(TASK STATEMENT): Your task is to output all the records below, word for word.

-- begin DATASET CONTENT --

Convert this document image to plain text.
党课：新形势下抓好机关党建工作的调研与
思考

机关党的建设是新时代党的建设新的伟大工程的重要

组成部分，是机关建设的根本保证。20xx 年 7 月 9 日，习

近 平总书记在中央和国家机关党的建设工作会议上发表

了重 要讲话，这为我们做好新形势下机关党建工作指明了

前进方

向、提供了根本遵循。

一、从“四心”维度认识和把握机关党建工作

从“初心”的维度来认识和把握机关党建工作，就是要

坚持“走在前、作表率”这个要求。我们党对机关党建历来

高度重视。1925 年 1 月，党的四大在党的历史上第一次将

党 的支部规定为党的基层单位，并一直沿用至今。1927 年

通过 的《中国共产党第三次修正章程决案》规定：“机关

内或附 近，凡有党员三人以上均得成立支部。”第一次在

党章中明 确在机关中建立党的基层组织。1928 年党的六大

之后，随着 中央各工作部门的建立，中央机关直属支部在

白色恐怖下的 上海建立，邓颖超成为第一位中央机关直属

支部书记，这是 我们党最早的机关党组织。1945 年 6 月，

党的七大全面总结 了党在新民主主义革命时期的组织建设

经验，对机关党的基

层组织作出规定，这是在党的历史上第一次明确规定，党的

-- end DATASET CONTENT --

(EXERCISE OUTPUT):
Convert this document image to plain text.
党课：新形势下抓好机关党建工作的调研与
思考

机关党的建设是新时代党的建设新的伟大工程的重要

组成部分，是机关建设的根本保证。20xx 年 7 月 9 日，习

近 平总书记在中央和国家机关党的建设工作会议上发表

了重 要讲话，这为我们做好新形势下机关党建工作指明了

前进方

向、提供了根本遵循。

一、从“四心”维度认识和把握机关党建工作

从“初心”的维度来认识和把握机关党建工作，就是要

坚持“走在前、作表率”这个要求。我们党对机关党建历来

高度重视。1925 年 1 月，党的四大在党的历史上第一次将

党 的支部规定为党的基层单位，并一直沿用至今。1927 年

通过 的《中国共产党第三次修正章程决案》规定：“机关

内或附 近，凡有党员三人以上均得成立支部。”第一次在

党章中明 确在机关中建立党的基层组织。1928 年党的六大

之后，随着 中央各工作部门的建立，中央机关直属支部在

白色恐怖下的 上海建立，邓颖超成为第一位中央机关直属

支部书记，这是 我们党最早的机关党组织。1945 年 6 月，

党的七大全面总结 了党在新民主主义革命时期的组织建设

经验，对机关党的基

层组织作出规定，这是在党的历史上第一次明确规定，党的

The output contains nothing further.